> Provided records:
::::

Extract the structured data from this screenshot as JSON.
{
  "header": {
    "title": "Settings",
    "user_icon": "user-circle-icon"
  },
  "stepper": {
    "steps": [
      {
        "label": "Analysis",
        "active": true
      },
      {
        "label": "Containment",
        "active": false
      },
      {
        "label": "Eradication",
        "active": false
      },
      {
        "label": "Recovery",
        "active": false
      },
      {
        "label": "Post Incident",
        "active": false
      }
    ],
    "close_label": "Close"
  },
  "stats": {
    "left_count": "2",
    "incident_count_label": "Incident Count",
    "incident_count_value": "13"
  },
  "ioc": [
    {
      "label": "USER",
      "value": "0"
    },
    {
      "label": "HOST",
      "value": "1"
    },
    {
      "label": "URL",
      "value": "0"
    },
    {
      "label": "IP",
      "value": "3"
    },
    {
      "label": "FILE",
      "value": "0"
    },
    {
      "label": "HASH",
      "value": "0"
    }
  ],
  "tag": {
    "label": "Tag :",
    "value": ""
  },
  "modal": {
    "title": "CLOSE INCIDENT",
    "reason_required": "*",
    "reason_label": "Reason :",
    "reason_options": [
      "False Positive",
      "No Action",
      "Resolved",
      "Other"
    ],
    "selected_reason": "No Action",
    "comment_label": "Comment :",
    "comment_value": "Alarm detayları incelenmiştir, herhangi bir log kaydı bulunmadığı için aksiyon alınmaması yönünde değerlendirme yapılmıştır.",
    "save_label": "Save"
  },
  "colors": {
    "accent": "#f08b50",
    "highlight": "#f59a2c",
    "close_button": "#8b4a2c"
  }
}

::::

> What you are asked to do: Return each line where "title" shows up.

> Finished answer:
    "title": "Settings",
    "title": "CLOSE INCIDENT",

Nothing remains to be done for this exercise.